* **Aim**
Pictures stay out of your copy, but everything else in the records below must be repeated exactly.

[Figure record listings]
>> Start
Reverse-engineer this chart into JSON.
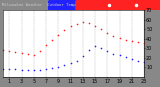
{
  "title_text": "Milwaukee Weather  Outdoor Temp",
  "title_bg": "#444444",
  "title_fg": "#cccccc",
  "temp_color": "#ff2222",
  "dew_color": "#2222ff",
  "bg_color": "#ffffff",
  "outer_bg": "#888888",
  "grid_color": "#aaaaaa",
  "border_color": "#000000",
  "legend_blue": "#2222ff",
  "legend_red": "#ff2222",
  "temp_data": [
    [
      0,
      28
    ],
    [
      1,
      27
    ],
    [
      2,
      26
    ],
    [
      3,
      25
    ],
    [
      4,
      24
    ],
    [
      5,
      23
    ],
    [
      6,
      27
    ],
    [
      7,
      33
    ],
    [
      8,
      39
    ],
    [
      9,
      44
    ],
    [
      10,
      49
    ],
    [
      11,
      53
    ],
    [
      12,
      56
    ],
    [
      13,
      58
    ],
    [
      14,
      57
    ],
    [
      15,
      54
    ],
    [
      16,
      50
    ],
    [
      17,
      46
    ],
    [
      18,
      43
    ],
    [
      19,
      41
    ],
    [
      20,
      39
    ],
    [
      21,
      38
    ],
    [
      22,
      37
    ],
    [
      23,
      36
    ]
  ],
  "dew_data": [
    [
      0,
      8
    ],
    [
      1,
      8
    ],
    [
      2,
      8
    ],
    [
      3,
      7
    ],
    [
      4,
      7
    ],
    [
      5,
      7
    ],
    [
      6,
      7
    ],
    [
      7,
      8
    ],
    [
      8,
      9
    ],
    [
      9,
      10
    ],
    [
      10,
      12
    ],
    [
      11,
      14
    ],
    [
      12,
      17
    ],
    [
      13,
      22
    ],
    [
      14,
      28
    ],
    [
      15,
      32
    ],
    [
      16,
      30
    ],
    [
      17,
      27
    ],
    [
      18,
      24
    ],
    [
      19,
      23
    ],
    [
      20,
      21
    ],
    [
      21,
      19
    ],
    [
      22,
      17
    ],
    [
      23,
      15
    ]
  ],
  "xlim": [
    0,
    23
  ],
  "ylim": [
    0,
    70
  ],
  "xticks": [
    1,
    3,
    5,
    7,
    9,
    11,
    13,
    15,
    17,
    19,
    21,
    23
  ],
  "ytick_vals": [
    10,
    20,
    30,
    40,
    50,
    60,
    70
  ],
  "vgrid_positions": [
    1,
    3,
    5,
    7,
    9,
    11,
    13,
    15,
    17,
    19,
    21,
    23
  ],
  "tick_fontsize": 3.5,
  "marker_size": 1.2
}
>> End
* **Response to this task**
Reverse-engineer this chart into JSON.
{
  "title_text": "Milwaukee Weather  Outdoor Temp",
  "title_bg": "#444444",
  "title_fg": "#cccccc",
  "temp_color": "#ff2222",
  "dew_color": "#2222ff",
  "bg_color": "#ffffff",
  "outer_bg": "#888888",
  "grid_color": "#aaaaaa",
  "border_color": "#000000",
  "legend_blue": "#2222ff",
  "legend_red": "#ff2222",
  "temp_data": [
    [
      0,
      28
    ],
    [
      1,
      27
    ],
    [
      2,
      26
    ],
    [
      3,
      25
    ],
    [
      4,
      24
    ],
    [
      5,
      23
    ],
    [
      6,
      27
    ],
    [
      7,
      33
    ],
    [
      8,
      39
    ],
    [
      9,
      44
    ],
    [
      10,
      49
    ],
    [
      11,
      53
    ],
    [
      12,
      56
    ],
    [
      13,
      58
    ],
    [
      14,
      57
    ],
    [
      15,
      54
    ],
    [
      16,
      50
    ],
    [
      17,
      46
    ],
    [
      18,
      43
    ],
    [
      19,
      41
    ],
    [
      20,
      39
    ],
    [
      21,
      38
    ],
    [
      22,
      37
    ],
    [
      23,
      36
    ]
  ],
  "dew_data": [
    [
      0,
      8
    ],
    [
      1,
      8
    ],
    [
      2,
      8
    ],
    [
      3,
      7
    ],
    [
      4,
      7
    ],
    [
      5,
      7
    ],
    [
      6,
      7
    ],
    [
      7,
      8
    ],
    [
      8,
      9
    ],
    [
      9,
      10
    ],
    [
      10,
      12
    ],
    [
      11,
      14
    ],
    [
      12,
      17
    ],
    [
      13,
      22
    ],
    [
      14,
      28
    ],
    [
      15,
      32
    ],
    [
      16,
      30
    ],
    [
      17,
      27
    ],
    [
      18,
      24
    ],
    [
      19,
      23
    ],
    [
      20,
      21
    ],
    [
      21,
      19
    ],
    [
      22,
      17
    ],
    [
      23,
      15
    ]
  ],
  "xlim": [
    0,
    23
  ],
  "ylim": [
    0,
    70
  ],
  "xticks": [
    1,
    3,
    5,
    7,
    9,
    11,
    13,
    15,
    17,
    19,
    21,
    23
  ],
  "ytick_vals": [
    10,
    20,
    30,
    40,
    50,
    60,
    70
  ],
  "vgrid_positions": [
    1,
    3,
    5,
    7,
    9,
    11,
    13,
    15,
    17,
    19,
    21,
    23
  ],
  "tick_fontsize": 3.5,
  "marker_size": 1.2
}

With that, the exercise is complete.